> **MATERIAL TO PROCESS**:
-*-*-
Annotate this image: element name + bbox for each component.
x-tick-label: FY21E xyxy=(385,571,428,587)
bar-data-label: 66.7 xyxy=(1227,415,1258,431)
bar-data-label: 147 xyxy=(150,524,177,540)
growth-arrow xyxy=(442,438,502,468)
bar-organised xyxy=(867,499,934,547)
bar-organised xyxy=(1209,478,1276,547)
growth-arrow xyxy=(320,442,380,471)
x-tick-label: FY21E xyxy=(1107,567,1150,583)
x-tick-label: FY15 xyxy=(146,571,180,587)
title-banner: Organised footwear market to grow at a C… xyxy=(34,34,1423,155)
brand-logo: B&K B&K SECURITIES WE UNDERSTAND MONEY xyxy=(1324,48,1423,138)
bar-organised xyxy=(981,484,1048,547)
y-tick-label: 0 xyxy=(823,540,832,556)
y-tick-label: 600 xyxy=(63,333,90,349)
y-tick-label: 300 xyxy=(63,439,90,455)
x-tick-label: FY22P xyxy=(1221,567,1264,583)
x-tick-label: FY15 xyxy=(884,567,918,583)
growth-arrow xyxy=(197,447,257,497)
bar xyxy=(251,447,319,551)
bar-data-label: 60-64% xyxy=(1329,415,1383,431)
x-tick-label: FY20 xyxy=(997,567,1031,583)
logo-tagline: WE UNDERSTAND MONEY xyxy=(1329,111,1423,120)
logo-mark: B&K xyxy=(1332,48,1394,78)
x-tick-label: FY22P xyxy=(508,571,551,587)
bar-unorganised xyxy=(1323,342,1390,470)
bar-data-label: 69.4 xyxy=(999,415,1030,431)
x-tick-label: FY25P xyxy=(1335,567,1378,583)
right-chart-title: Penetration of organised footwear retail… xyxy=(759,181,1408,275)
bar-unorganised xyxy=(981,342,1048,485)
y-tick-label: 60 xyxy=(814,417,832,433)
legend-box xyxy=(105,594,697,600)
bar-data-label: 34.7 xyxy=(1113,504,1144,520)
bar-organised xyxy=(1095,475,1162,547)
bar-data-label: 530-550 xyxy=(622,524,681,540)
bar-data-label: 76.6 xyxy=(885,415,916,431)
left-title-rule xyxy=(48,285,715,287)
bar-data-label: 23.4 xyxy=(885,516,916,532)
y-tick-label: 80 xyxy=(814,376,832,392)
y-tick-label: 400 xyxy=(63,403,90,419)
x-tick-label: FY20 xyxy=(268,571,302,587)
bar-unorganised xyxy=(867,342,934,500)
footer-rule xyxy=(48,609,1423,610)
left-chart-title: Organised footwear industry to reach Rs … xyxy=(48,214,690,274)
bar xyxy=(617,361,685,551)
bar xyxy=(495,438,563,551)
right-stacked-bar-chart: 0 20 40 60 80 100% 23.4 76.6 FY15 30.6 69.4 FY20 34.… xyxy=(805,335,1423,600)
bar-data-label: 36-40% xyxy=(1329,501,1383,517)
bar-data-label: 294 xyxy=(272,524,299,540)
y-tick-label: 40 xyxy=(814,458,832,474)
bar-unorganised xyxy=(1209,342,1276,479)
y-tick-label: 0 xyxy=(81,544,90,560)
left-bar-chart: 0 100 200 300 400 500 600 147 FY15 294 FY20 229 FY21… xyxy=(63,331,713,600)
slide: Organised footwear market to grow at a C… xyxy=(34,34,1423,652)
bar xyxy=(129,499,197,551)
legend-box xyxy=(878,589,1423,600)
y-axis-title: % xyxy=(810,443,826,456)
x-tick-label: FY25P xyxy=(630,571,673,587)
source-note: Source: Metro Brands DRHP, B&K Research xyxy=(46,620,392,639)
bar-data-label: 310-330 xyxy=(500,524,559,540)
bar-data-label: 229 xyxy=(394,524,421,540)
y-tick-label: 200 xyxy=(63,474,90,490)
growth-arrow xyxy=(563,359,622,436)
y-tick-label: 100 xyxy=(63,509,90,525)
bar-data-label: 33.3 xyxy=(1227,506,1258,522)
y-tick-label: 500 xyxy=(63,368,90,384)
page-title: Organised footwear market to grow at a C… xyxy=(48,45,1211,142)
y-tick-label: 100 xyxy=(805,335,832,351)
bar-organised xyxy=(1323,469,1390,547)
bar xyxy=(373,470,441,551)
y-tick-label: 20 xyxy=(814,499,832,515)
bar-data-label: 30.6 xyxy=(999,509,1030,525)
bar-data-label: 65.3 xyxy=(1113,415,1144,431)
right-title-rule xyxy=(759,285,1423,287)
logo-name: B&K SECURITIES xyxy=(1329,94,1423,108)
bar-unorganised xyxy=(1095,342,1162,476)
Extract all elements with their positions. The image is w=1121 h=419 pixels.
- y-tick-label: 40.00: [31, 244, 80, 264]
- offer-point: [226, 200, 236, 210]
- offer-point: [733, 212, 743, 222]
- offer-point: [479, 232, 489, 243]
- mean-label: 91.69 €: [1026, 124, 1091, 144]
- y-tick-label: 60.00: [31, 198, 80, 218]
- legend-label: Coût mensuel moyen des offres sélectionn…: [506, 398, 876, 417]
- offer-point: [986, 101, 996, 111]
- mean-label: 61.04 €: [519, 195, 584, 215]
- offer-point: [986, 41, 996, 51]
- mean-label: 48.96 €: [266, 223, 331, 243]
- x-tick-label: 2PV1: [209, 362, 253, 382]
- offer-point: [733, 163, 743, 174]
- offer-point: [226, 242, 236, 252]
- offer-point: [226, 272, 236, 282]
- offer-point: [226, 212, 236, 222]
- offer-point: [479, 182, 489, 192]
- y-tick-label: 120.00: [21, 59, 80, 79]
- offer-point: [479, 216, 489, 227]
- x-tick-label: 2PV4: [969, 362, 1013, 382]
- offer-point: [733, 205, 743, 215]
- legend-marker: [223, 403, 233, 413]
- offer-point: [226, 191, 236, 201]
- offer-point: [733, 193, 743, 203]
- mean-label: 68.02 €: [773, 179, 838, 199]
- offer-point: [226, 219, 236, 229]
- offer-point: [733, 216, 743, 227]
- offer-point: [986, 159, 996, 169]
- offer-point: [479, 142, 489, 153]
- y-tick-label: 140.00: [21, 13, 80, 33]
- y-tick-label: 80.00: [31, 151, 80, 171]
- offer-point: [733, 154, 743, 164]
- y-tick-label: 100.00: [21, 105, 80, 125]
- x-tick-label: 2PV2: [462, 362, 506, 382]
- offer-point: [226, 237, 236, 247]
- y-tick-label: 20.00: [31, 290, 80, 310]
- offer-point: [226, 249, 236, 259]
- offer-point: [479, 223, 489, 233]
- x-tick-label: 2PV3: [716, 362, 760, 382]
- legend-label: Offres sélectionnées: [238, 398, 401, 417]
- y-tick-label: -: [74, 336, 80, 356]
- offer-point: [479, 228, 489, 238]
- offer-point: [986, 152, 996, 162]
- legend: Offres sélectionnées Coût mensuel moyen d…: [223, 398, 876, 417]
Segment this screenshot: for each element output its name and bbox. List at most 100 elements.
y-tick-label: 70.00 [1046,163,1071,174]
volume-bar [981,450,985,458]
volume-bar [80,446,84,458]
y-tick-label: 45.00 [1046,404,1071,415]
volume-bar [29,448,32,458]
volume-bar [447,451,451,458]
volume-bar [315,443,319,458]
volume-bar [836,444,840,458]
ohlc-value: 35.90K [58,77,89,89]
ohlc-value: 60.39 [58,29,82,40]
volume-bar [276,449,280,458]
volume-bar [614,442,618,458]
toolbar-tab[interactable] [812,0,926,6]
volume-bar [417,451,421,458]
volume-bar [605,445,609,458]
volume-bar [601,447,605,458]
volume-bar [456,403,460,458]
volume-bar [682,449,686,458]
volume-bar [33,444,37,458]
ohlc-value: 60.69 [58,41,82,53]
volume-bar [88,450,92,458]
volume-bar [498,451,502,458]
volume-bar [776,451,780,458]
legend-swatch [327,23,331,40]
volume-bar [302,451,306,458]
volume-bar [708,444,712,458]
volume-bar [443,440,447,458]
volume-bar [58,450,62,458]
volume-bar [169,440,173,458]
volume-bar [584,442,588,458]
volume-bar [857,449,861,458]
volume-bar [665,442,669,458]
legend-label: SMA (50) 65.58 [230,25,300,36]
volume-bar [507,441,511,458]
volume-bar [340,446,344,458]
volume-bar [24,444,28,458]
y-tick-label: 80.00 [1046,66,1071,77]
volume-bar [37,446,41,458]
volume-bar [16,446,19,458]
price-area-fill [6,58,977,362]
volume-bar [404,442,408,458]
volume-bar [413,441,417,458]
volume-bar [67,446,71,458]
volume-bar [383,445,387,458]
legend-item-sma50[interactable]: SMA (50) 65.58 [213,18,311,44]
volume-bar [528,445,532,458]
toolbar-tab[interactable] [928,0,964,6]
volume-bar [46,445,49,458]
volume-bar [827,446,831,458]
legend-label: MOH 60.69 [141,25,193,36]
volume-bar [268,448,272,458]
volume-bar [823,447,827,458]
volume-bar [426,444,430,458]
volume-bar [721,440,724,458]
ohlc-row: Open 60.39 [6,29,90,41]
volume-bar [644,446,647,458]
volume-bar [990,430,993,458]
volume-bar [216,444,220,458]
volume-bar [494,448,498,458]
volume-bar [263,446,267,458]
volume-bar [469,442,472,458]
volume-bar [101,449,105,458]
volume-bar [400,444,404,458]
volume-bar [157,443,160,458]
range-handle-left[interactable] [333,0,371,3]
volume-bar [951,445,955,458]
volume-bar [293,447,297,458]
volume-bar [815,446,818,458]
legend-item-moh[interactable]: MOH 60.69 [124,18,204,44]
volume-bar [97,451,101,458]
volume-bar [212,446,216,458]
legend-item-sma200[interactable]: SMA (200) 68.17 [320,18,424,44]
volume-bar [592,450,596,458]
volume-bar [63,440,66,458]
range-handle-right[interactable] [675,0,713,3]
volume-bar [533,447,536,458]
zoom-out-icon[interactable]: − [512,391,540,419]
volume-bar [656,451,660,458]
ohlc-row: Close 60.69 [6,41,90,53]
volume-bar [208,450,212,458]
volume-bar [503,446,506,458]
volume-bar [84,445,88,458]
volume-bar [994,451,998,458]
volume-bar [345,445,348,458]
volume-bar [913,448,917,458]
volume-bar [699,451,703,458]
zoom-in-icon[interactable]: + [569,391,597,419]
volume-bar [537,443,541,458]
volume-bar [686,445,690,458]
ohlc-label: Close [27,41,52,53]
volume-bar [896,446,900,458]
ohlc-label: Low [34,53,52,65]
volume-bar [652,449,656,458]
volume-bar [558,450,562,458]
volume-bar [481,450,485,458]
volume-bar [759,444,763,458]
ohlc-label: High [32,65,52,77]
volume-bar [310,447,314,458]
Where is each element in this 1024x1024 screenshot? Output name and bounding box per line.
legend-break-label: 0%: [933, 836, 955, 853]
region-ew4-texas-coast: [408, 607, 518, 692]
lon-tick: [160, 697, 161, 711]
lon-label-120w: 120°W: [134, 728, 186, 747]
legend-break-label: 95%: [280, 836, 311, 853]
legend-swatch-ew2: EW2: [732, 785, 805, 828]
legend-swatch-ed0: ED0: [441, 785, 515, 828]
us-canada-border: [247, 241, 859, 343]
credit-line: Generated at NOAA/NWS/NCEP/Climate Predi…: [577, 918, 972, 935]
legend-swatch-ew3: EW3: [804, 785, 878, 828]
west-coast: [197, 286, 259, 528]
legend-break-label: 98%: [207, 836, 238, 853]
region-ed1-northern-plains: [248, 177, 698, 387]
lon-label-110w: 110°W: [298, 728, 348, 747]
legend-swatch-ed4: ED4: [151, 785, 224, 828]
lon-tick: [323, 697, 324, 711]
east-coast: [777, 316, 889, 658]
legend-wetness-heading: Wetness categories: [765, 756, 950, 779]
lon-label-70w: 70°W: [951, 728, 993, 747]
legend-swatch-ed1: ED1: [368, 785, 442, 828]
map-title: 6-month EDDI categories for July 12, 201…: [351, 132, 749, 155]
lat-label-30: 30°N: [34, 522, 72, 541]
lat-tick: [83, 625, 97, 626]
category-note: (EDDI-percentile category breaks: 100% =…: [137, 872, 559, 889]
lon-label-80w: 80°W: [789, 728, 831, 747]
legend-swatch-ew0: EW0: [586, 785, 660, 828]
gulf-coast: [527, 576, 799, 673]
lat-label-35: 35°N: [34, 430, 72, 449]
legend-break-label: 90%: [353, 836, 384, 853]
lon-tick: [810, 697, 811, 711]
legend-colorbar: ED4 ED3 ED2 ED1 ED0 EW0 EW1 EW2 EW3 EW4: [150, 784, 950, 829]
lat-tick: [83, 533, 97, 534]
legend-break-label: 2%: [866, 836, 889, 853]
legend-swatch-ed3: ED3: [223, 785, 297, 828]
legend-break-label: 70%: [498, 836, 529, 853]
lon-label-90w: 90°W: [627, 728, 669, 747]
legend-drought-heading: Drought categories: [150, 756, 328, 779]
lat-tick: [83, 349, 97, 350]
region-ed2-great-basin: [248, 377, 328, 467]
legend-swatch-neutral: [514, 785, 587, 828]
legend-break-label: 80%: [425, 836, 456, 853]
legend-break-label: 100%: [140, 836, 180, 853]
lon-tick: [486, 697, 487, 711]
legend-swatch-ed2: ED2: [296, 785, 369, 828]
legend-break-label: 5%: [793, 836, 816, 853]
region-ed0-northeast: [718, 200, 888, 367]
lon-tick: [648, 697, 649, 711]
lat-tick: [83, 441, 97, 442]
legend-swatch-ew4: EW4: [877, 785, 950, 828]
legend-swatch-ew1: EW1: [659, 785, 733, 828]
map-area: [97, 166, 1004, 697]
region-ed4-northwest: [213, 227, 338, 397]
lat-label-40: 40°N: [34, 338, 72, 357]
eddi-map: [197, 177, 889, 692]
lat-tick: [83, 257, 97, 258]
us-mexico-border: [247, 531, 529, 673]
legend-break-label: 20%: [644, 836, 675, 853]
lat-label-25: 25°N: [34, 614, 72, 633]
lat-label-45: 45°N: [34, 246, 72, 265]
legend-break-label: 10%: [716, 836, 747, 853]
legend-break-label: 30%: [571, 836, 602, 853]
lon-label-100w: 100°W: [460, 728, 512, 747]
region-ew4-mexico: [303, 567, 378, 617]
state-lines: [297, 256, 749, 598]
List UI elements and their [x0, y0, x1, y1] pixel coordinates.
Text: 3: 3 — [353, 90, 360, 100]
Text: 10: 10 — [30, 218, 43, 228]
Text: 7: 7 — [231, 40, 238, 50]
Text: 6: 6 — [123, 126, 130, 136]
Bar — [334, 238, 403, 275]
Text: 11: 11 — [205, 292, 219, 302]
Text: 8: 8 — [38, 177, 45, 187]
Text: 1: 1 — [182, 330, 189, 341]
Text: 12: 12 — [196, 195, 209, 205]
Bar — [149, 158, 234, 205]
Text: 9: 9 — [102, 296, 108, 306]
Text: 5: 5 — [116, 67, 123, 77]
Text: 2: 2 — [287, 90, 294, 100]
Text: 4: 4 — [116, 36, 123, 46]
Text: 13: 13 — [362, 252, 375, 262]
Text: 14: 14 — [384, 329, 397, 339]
-*-*-
> **WORK REQUIRED**: Rewrite the data from its first line through the line that contains "bar-data-label: 76.6 xyxy=(885,415,916,431)", replacing "growth-arrow" with "trend-arrow" and leaving everything else unchanged.

> **EXERCISE RESPONSE**:
Annotate this image: element name + bbox for each component.
x-tick-label: FY21E xyxy=(385,571,428,587)
bar-data-label: 66.7 xyxy=(1227,415,1258,431)
bar-data-label: 147 xyxy=(150,524,177,540)
trend-arrow xyxy=(442,438,502,468)
bar-organised xyxy=(867,499,934,547)
bar-organised xyxy=(1209,478,1276,547)
trend-arrow xyxy=(320,442,380,471)
x-tick-label: FY21E xyxy=(1107,567,1150,583)
x-tick-label: FY15 xyxy=(146,571,180,587)
title-banner: Organised footwear market to grow at a C… xyxy=(34,34,1423,155)
brand-logo: B&K B&K SECURITIES WE UNDERSTAND MONEY xyxy=(1324,48,1423,138)
bar-organised xyxy=(981,484,1048,547)
y-tick-label: 0 xyxy=(823,540,832,556)
y-tick-label: 600 xyxy=(63,333,90,349)
y-tick-label: 300 xyxy=(63,439,90,455)
x-tick-label: FY22P xyxy=(1221,567,1264,583)
x-tick-label: FY15 xyxy=(884,567,918,583)
trend-arrow xyxy=(197,447,257,497)
bar xyxy=(251,447,319,551)
bar-data-label: 60-64% xyxy=(1329,415,1383,431)
x-tick-label: FY20 xyxy=(997,567,1031,583)
logo-tagline: WE UNDERSTAND MONEY xyxy=(1329,111,1423,120)
logo-mark: B&K xyxy=(1332,48,1394,78)
x-tick-label: FY22P xyxy=(508,571,551,587)
bar-unorganised xyxy=(1323,342,1390,470)
bar-data-label: 69.4 xyxy=(999,415,1030,431)
x-tick-label: FY25P xyxy=(1335,567,1378,583)
right-chart-title: Penetration of organised footwear retail… xyxy=(759,181,1408,275)
bar-unorganised xyxy=(981,342,1048,485)
y-tick-label: 60 xyxy=(814,417,832,433)
legend-box xyxy=(105,594,697,600)
bar-data-label: 34.7 xyxy=(1113,504,1144,520)
bar-organised xyxy=(1095,475,1162,547)
bar-data-label: 530-550 xyxy=(622,524,681,540)
bar-data-label: 76.6 xyxy=(885,415,916,431)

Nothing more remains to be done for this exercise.